**Records provided**
================================

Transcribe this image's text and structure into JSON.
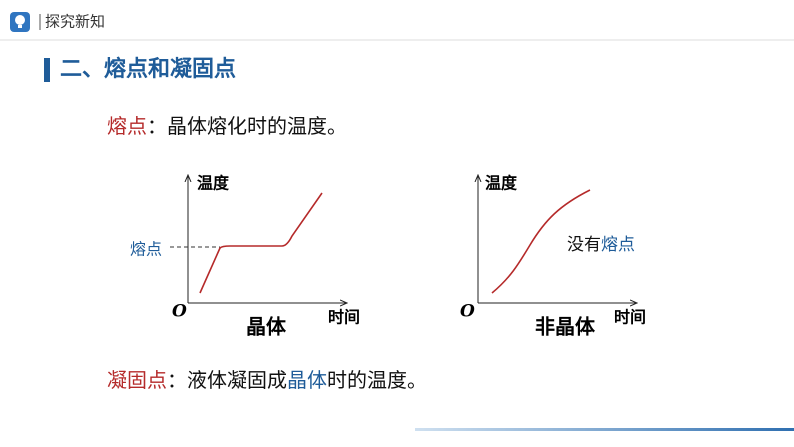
{
  "header": {
    "title": "探究新知"
  },
  "section": {
    "title": "二、熔点和凝固点"
  },
  "definitions": [
    {
      "parts": [
        "熔点",
        "：晶体熔化时的温度。"
      ]
    },
    {
      "parts": [
        "凝固点",
        "：液体凝固成",
        "晶体",
        "时的温度。"
      ]
    }
  ],
  "graphs": [
    {
      "y_label": "温度",
      "x_label": "时间",
      "origin": "O",
      "marker": "熔点",
      "caption": "晶体"
    },
    {
      "y_label": "温度",
      "x_label": "时间",
      "origin": "O",
      "note": [
        "没有",
        "熔点"
      ],
      "caption": "非晶体"
    }
  ]
}
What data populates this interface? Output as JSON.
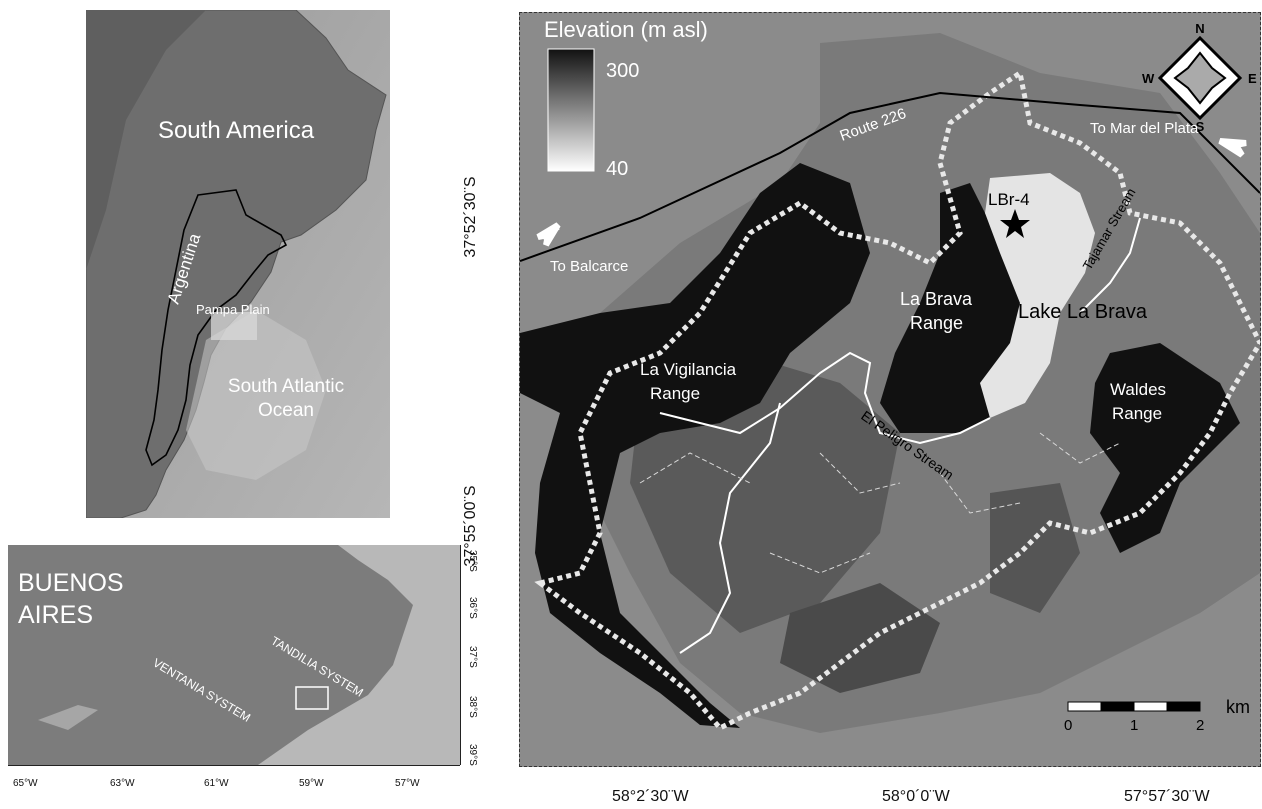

================================

**Goal**
Write out the material above once more, exactly as it reads, with no pictures.

**Task output**
Transcribe this image's text and structure into JSON.
{
  "header": {
    "title": "探究新知"
  },
  "section": {
    "title": "二、熔点和凝固点"
  },
  "definitions": [
    {
      "parts": [
        "熔点",
        "：晶体熔化时的温度。"
      ]
    },
    {
      "parts": [
        "凝固点",
        "：液体凝固成",
        "晶体",
        "时的温度。"
      ]
    }
  ],
  "graphs": [
    {
      "y_label": "温度",
      "x_label": "时间",
      "origin": "O",
      "marker": "熔点",
      "caption": "晶体"
    },
    {
      "y_label": "温度",
      "x_label": "时间",
      "origin": "O",
      "note": [
        "没有",
        "熔点"
      ],
      "caption": "非晶体"
    }
  ]
}
What data populates this interface? Output as JSON.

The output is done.